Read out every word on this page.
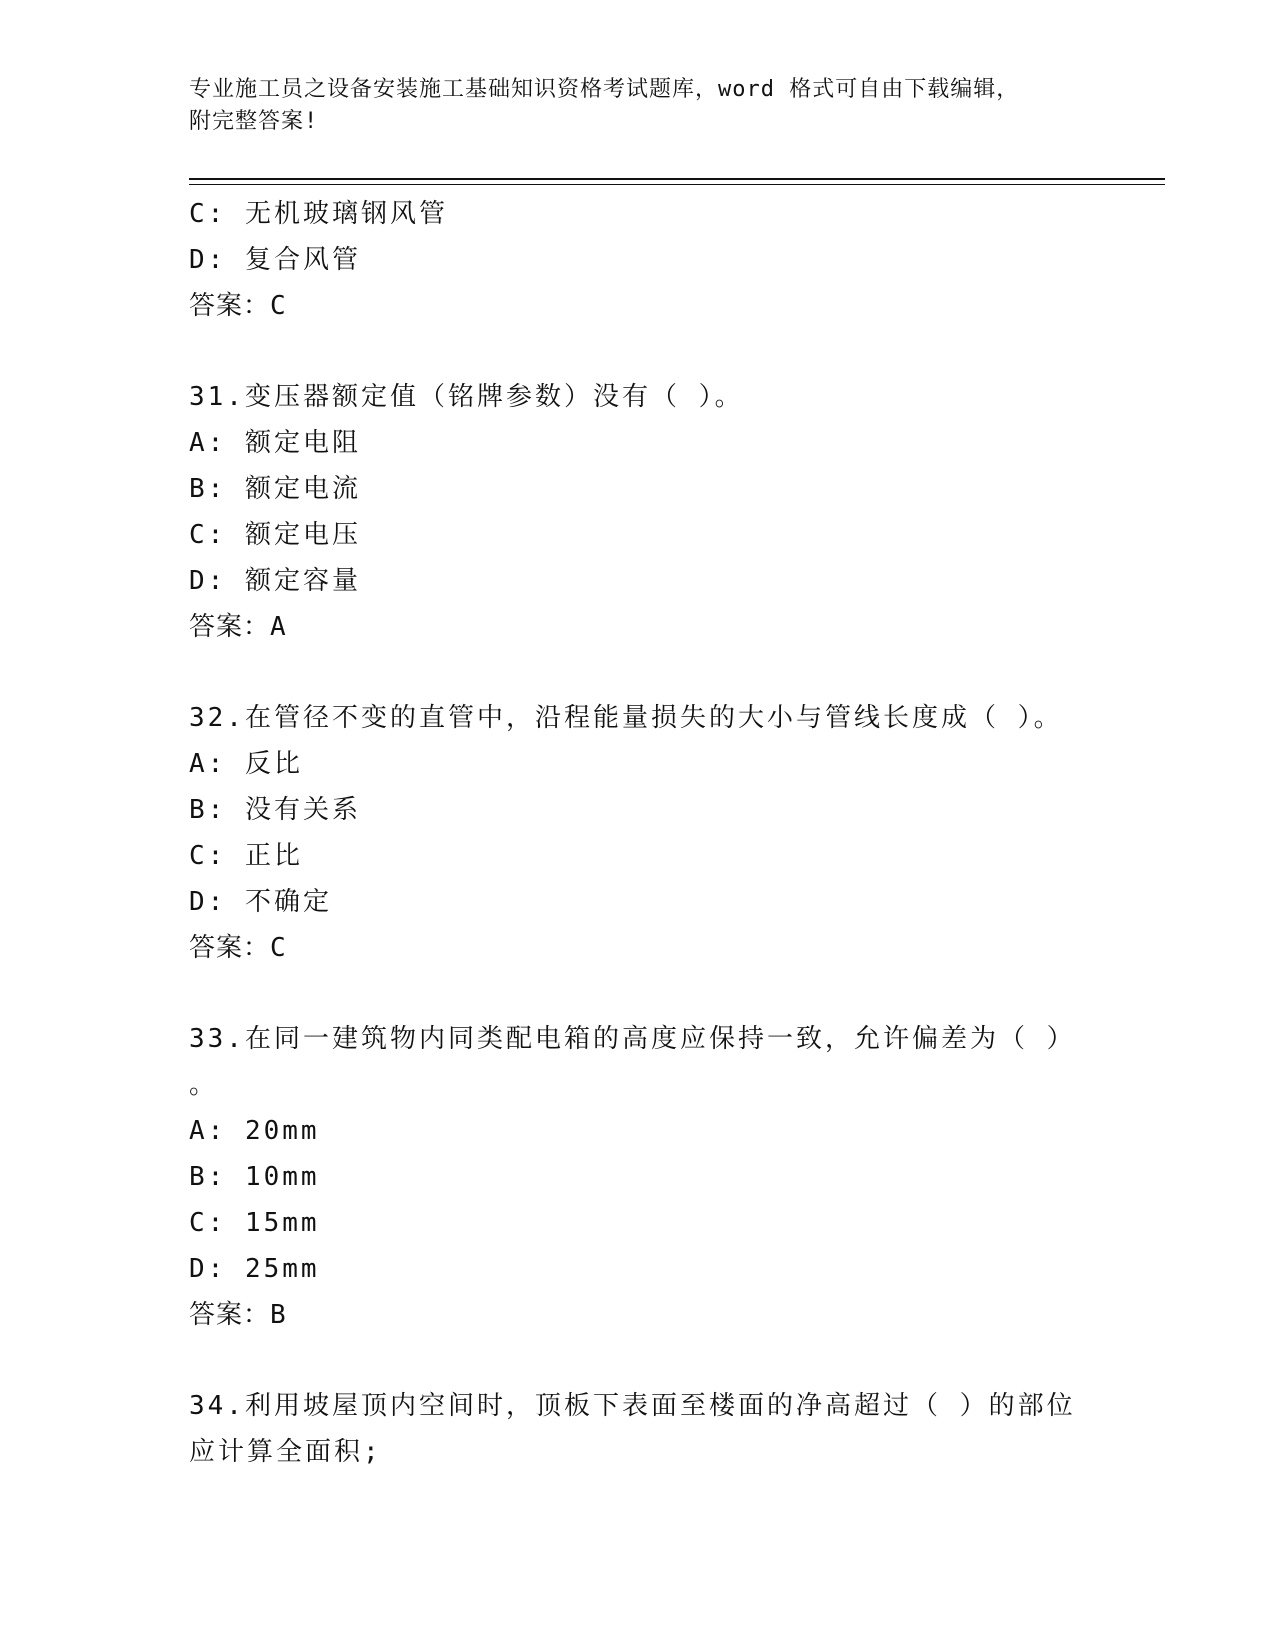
专业施工员之设备安装施工基础知识资格考试题库，word 格式可自由下载编辑，
附完整答案!
C: 无机玻璃钢风管
D: 复合风管
答案：C
31.变压器额定值（铭牌参数）没有（ ）。
A: 额定电阻
B: 额定电流
C: 额定电压
D: 额定容量
答案：A
32.在管径不变的直管中，沿程能量损失的大小与管线长度成（ ）。
A: 反比
B: 没有关系
C: 正比
D: 不确定
答案：C
33.在同一建筑物内同类配电箱的高度应保持一致，允许偏差为（ ）
。
A: 20mm
B: 10mm
C: 15mm
D: 25mm
答案：B
34.利用坡屋顶内空间时，顶板下表面至楼面的净高超过（ ）的部位
应计算全面积;
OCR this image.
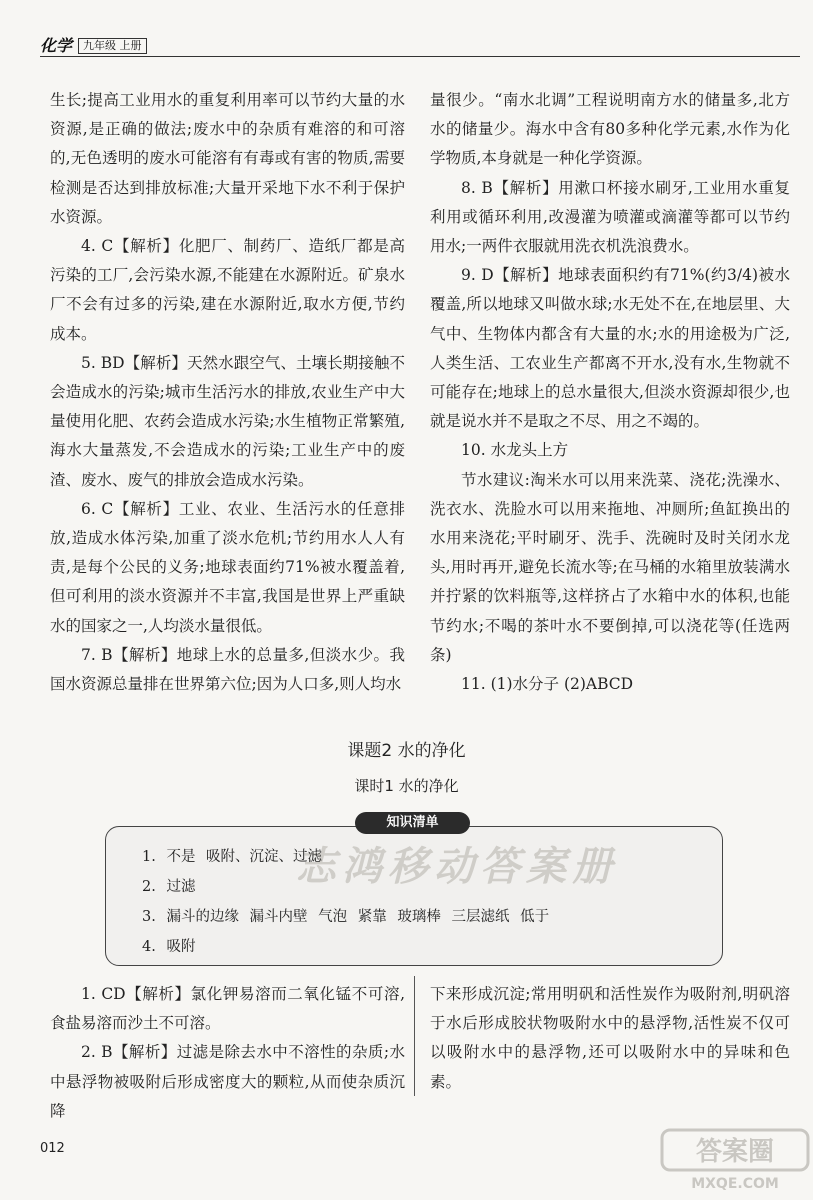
化学 九年级 上册

生长;提高工业用水的重复利用率可以节约大量的水资源,是正确的做法;废水中的杂质有难溶的和可溶的,无色透明的废水可能溶有有毒或有害的物质,需要检测是否达到排放标准;大量开采地下水不利于保护水资源。

4. C【解析】化肥厂、制药厂、造纸厂都是高污染的工厂,会污染水源,不能建在水源附近。矿泉水厂不会有过多的污染,建在水源附近,取水方便,节约成本。

5. BD【解析】天然水跟空气、土壤长期接触不会造成水的污染;城市生活污水的排放,农业生产中大量使用化肥、农药会造成水污染;水生植物正常繁殖,海水大量蒸发,不会造成水的污染;工业生产中的废渣、废水、废气的排放会造成水污染。

6. C【解析】工业、农业、生活污水的任意排放,造成水体污染,加重了淡水危机;节约用水人人有责,是每个公民的义务;地球表面约71%被水覆盖着,但可利用的淡水资源并不丰富,我国是世界上严重缺水的国家之一,人均淡水量很低。

7. B【解析】地球上水的总量多,但淡水少。我国水资源总量排在世界第六位;因为人口多,则人均水

量很少。“南水北调”工程说明南方水的储量多,北方水的储量少。海水中含有80多种化学元素,水作为化学物质,本身就是一种化学资源。

8. B【解析】用漱口杯接水刷牙,工业用水重复利用或循环利用,改漫灌为喷灌或滴灌等都可以节约用水;一两件衣服就用洗衣机洗浪费水。

9. D【解析】地球表面积约有71%(约3/4)被水覆盖,所以地球又叫做水球;水无处不在,在地层里、大气中、生物体内都含有大量的水;水的用途极为广泛,人类生活、工农业生产都离不开水,没有水,生物就不可能存在;地球上的总水量很大,但淡水资源却很少,也就是说水并不是取之不尽、用之不竭的。

10. 水龙头上方

节水建议:淘米水可以用来洗菜、浇花;洗澡水、洗衣水、洗脸水可以用来拖地、冲厕所;鱼缸换出的水用来浇花;平时刷牙、洗手、洗碗时及时关闭水龙头,用时再开,避免长流水等;在马桶的水箱里放装满水并拧紧的饮料瓶等,这样挤占了水箱中水的体积,也能节约水;不喝的茶叶水不要倒掉,可以浇花等(任选两条)

11. (1)水分子 (2)ABCD

课题2 水的净化
课时1 水的净化
知识清单
志鸿移动答案册
1. 不是 吸附、沉淀、过滤
2. 过滤
3. 漏斗的边缘 漏斗内壁 气泡 紧靠 玻璃棒 三层滤纸 低于
4. 吸附

1. CD【解析】氯化钾易溶而二氧化锰不可溶,食盐易溶而沙土不可溶。

2. B【解析】过滤是除去水中不溶性的杂质;水中悬浮物被吸附后形成密度大的颗粒,从而使杂质沉降

下来形成沉淀;常用明矾和活性炭作为吸附剂,明矾溶于水后形成胶状物吸附水中的悬浮物,活性炭不仅可以吸附水中的悬浮物,还可以吸附水中的异味和色素。

012	答案圈
MXQE.COM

STATED TASK:
Every entry should be returned exactly as written, minus the pictures.

EXPECTED ANSWER:
Read out every word on this page.
专业施工员之设备安装施工基础知识资格考试题库，word 格式可自由下载编辑，
附完整答案!
C: 无机玻璃钢风管
D: 复合风管
答案：C
31.变压器额定值（铭牌参数）没有（ ）。
A: 额定电阻
B: 额定电流
C: 额定电压
D: 额定容量
答案：A
32.在管径不变的直管中，沿程能量损失的大小与管线长度成（ ）。
A: 反比
B: 没有关系
C: 正比
D: 不确定
答案：C
33.在同一建筑物内同类配电箱的高度应保持一致，允许偏差为（ ）
。
A: 20mm
B: 10mm
C: 15mm
D: 25mm
答案：B
34.利用坡屋顶内空间时，顶板下表面至楼面的净高超过（ ）的部位
应计算全面积;
OCR this image.
化学 九年级 上册

生长;提高工业用水的重复利用率可以节约大量的水资源,是正确的做法;废水中的杂质有难溶的和可溶的,无色透明的废水可能溶有有毒或有害的物质,需要检测是否达到排放标准;大量开采地下水不利于保护水资源。

4. C【解析】化肥厂、制药厂、造纸厂都是高污染的工厂,会污染水源,不能建在水源附近。矿泉水厂不会有过多的污染,建在水源附近,取水方便,节约成本。

5. BD【解析】天然水跟空气、土壤长期接触不会造成水的污染;城市生活污水的排放,农业生产中大量使用化肥、农药会造成水污染;水生植物正常繁殖,海水大量蒸发,不会造成水的污染;工业生产中的废渣、废水、废气的排放会造成水污染。

6. C【解析】工业、农业、生活污水的任意排放,造成水体污染,加重了淡水危机;节约用水人人有责,是每个公民的义务;地球表面约71%被水覆盖着,但可利用的淡水资源并不丰富,我国是世界上严重缺水的国家之一,人均淡水量很低。

7. B【解析】地球上水的总量多,但淡水少。我国水资源总量排在世界第六位;因为人口多,则人均水

量很少。“南水北调”工程说明南方水的储量多,北方水的储量少。海水中含有80多种化学元素,水作为化学物质,本身就是一种化学资源。

8. B【解析】用漱口杯接水刷牙,工业用水重复利用或循环利用,改漫灌为喷灌或滴灌等都可以节约用水;一两件衣服就用洗衣机洗浪费水。

9. D【解析】地球表面积约有71%(约3/4)被水覆盖,所以地球又叫做水球;水无处不在,在地层里、大气中、生物体内都含有大量的水;水的用途极为广泛,人类生活、工农业生产都离不开水,没有水,生物就不可能存在;地球上的总水量很大,但淡水资源却很少,也就是说水并不是取之不尽、用之不竭的。

10. 水龙头上方

节水建议:淘米水可以用来洗菜、浇花;洗澡水、洗衣水、洗脸水可以用来拖地、冲厕所;鱼缸换出的水用来浇花;平时刷牙、洗手、洗碗时及时关闭水龙头,用时再开,避免长流水等;在马桶的水箱里放装满水并拧紧的饮料瓶等,这样挤占了水箱中水的体积,也能节约水;不喝的茶叶水不要倒掉,可以浇花等(任选两条)

11. (1)水分子 (2)ABCD

课题2 水的净化
课时1 水的净化
知识清单
志鸿移动答案册
1. 不是 吸附、沉淀、过滤
2. 过滤
3. 漏斗的边缘 漏斗内壁 气泡 紧靠 玻璃棒 三层滤纸 低于
4. 吸附

1. CD【解析】氯化钾易溶而二氧化锰不可溶,食盐易溶而沙土不可溶。

2. B【解析】过滤是除去水中不溶性的杂质;水中悬浮物被吸附后形成密度大的颗粒,从而使杂质沉降

下来形成沉淀;常用明矾和活性炭作为吸附剂,明矾溶于水后形成胶状物吸附水中的悬浮物,活性炭不仅可以吸附水中的悬浮物,还可以吸附水中的异味和色素。

012	答案圈
MXQE.COM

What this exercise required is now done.